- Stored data
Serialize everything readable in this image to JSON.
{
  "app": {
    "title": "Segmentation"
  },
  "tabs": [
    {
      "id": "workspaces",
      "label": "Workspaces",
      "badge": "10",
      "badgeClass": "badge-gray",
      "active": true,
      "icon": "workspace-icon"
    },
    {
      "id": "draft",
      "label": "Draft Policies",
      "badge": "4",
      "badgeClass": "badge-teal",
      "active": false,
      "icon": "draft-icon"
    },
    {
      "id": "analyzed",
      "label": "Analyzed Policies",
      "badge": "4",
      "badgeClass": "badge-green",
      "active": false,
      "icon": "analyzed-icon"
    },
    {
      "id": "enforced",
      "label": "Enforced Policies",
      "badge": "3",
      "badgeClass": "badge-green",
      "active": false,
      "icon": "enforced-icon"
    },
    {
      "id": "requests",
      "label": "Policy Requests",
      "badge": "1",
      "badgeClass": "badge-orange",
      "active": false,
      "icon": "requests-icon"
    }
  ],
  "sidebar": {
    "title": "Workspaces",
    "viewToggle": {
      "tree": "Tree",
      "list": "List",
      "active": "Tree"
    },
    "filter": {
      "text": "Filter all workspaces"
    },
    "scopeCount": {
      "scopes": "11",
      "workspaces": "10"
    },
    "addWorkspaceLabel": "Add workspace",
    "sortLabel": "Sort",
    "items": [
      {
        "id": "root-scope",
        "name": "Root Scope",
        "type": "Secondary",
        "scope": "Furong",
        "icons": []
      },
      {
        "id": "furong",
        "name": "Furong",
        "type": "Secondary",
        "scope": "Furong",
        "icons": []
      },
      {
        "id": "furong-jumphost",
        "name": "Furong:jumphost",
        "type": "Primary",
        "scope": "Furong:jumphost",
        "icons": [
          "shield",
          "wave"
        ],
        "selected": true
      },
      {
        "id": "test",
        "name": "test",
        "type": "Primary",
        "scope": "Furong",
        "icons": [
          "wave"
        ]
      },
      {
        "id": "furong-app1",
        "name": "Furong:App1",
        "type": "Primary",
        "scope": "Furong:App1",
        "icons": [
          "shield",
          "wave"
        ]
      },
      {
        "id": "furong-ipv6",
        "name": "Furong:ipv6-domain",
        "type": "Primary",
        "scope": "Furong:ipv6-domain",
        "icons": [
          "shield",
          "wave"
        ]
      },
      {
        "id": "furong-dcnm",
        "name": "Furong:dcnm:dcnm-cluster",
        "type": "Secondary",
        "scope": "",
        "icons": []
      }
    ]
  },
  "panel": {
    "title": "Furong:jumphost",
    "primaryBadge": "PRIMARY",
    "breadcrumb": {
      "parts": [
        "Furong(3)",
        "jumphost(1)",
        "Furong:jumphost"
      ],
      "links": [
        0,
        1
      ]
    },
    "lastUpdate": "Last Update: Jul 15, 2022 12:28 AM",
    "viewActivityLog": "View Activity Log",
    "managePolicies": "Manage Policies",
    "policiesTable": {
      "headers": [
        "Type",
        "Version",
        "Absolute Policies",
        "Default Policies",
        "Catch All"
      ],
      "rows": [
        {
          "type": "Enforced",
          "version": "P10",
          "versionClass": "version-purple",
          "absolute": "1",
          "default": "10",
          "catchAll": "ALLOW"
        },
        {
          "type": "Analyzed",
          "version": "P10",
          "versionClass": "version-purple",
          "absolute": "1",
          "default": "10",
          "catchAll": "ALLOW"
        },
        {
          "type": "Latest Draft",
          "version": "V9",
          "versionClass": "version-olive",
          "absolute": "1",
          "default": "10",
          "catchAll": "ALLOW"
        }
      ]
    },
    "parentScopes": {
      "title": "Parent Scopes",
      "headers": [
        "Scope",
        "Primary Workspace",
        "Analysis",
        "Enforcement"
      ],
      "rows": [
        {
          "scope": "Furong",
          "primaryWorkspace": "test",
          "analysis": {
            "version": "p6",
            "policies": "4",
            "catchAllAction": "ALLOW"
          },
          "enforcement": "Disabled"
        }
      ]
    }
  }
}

- Given problem
Each line above is to be repeated exactly.

- Right answer
Serialize everything readable in this image to JSON.
{
  "app": {
    "title": "Segmentation"
  },
  "tabs": [
    {
      "id": "workspaces",
      "label": "Workspaces",
      "badge": "10",
      "badgeClass": "badge-gray",
      "active": true,
      "icon": "workspace-icon"
    },
    {
      "id": "draft",
      "label": "Draft Policies",
      "badge": "4",
      "badgeClass": "badge-teal",
      "active": false,
      "icon": "draft-icon"
    },
    {
      "id": "analyzed",
      "label": "Analyzed Policies",
      "badge": "4",
      "badgeClass": "badge-green",
      "active": false,
      "icon": "analyzed-icon"
    },
    {
      "id": "enforced",
      "label": "Enforced Policies",
      "badge": "3",
      "badgeClass": "badge-green",
      "active": false,
      "icon": "enforced-icon"
    },
    {
      "id": "requests",
      "label": "Policy Requests",
      "badge": "1",
      "badgeClass": "badge-orange",
      "active": false,
      "icon": "requests-icon"
    }
  ],
  "sidebar": {
    "title": "Workspaces",
    "viewToggle": {
      "tree": "Tree",
      "list": "List",
      "active": "Tree"
    },
    "filter": {
      "text": "Filter all workspaces"
    },
    "scopeCount": {
      "scopes": "11",
      "workspaces": "10"
    },
    "addWorkspaceLabel": "Add workspace",
    "sortLabel": "Sort",
    "items": [
      {
        "id": "root-scope",
        "name": "Root Scope",
        "type": "Secondary",
        "scope": "Furong",
        "icons": []
      },
      {
        "id": "furong",
        "name": "Furong",
        "type": "Secondary",
        "scope": "Furong",
        "icons": []
      },
      {
        "id": "furong-jumphost",
        "name": "Furong:jumphost",
        "type": "Primary",
        "scope": "Furong:jumphost",
        "icons": [
          "shield",
          "wave"
        ],
        "selected": true
      },
      {
        "id": "test",
        "name": "test",
        "type": "Primary",
        "scope": "Furong",
        "icons": [
          "wave"
        ]
      },
      {
        "id": "furong-app1",
        "name": "Furong:App1",
        "type": "Primary",
        "scope": "Furong:App1",
        "icons": [
          "shield",
          "wave"
        ]
      },
      {
        "id": "furong-ipv6",
        "name": "Furong:ipv6-domain",
        "type": "Primary",
        "scope": "Furong:ipv6-domain",
        "icons": [
          "shield",
          "wave"
        ]
      },
      {
        "id": "furong-dcnm",
        "name": "Furong:dcnm:dcnm-cluster",
        "type": "Secondary",
        "scope": "",
        "icons": []
      }
    ]
  },
  "panel": {
    "title": "Furong:jumphost",
    "primaryBadge": "PRIMARY",
    "breadcrumb": {
      "parts": [
        "Furong(3)",
        "jumphost(1)",
        "Furong:jumphost"
      ],
      "links": [
        0,
        1
      ]
    },
    "lastUpdate": "Last Update: Jul 15, 2022 12:28 AM",
    "viewActivityLog": "View Activity Log",
    "managePolicies": "Manage Policies",
    "policiesTable": {
      "headers": [
        "Type",
        "Version",
        "Absolute Policies",
        "Default Policies",
        "Catch All"
      ],
      "rows": [
        {
          "type": "Enforced",
          "version": "P10",
          "versionClass": "version-purple",
          "absolute": "1",
          "default": "10",
          "catchAll": "ALLOW"
        },
        {
          "type": "Analyzed",
          "version": "P10",
          "versionClass": "version-purple",
          "absolute": "1",
          "default": "10",
          "catchAll": "ALLOW"
        },
        {
          "type": "Latest Draft",
          "version": "V9",
          "versionClass": "version-olive",
          "absolute": "1",
          "default": "10",
          "catchAll": "ALLOW"
        }
      ]
    },
    "parentScopes": {
      "title": "Parent Scopes",
      "headers": [
        "Scope",
        "Primary Workspace",
        "Analysis",
        "Enforcement"
      ],
      "rows": [
        {
          "scope": "Furong",
          "primaryWorkspace": "test",
          "analysis": {
            "version": "p6",
            "policies": "4",
            "catchAllAction": "ALLOW"
          },
          "enforcement": "Disabled"
        }
      ]
    }
  }
}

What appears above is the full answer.